> [Given data]:
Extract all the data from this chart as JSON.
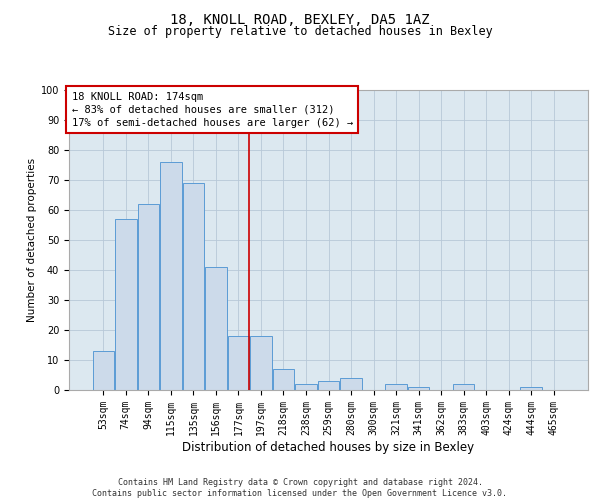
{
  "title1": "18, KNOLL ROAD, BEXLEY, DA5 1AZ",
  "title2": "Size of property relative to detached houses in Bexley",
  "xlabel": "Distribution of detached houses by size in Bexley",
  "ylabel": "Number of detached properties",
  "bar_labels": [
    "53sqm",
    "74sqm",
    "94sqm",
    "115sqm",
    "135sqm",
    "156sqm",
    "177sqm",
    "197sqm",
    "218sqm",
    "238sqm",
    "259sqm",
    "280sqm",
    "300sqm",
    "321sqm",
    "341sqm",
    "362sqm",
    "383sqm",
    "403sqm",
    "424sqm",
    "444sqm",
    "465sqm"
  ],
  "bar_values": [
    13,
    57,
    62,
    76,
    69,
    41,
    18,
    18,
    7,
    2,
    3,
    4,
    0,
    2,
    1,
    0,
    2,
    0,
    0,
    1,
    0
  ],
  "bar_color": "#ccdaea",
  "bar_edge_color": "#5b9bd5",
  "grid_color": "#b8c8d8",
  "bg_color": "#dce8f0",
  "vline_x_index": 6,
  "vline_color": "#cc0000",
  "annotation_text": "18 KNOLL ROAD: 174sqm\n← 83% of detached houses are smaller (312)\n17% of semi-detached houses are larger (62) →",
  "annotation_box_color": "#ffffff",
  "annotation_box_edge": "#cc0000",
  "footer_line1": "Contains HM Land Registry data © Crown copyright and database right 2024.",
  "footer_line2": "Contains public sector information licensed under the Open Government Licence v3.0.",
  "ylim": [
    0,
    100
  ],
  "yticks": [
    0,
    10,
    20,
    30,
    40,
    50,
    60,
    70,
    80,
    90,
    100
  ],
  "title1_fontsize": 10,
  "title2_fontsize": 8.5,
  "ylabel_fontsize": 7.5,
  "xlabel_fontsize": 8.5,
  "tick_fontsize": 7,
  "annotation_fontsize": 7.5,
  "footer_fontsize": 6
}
---
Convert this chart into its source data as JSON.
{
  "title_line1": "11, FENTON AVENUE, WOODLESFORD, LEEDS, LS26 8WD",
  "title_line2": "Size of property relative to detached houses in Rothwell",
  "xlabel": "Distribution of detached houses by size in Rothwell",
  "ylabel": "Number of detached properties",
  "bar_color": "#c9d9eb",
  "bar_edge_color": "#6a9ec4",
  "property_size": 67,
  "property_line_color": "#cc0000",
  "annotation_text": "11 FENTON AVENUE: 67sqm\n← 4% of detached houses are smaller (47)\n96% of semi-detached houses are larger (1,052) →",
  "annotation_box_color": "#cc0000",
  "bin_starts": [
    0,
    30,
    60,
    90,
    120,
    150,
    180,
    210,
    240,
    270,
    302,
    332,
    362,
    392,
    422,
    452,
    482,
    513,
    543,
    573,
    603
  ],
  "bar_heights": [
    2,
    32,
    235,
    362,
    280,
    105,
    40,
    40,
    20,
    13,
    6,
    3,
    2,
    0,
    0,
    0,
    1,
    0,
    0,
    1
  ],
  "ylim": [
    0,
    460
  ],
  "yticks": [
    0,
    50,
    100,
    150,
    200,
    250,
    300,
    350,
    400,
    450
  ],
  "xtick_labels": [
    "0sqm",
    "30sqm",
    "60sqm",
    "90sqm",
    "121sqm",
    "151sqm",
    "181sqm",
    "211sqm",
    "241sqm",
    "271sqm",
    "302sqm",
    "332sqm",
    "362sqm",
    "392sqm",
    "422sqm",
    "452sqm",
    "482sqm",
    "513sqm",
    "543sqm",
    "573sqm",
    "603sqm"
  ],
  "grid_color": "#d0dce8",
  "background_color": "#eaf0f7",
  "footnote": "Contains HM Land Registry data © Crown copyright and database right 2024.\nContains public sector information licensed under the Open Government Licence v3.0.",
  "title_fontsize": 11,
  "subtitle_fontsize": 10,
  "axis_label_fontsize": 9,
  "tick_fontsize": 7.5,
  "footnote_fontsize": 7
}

> [Problem to solve]: Check every line in the material above for the string "Licence", then give only the number of lines that have it.

> [Output for this exercise]: 2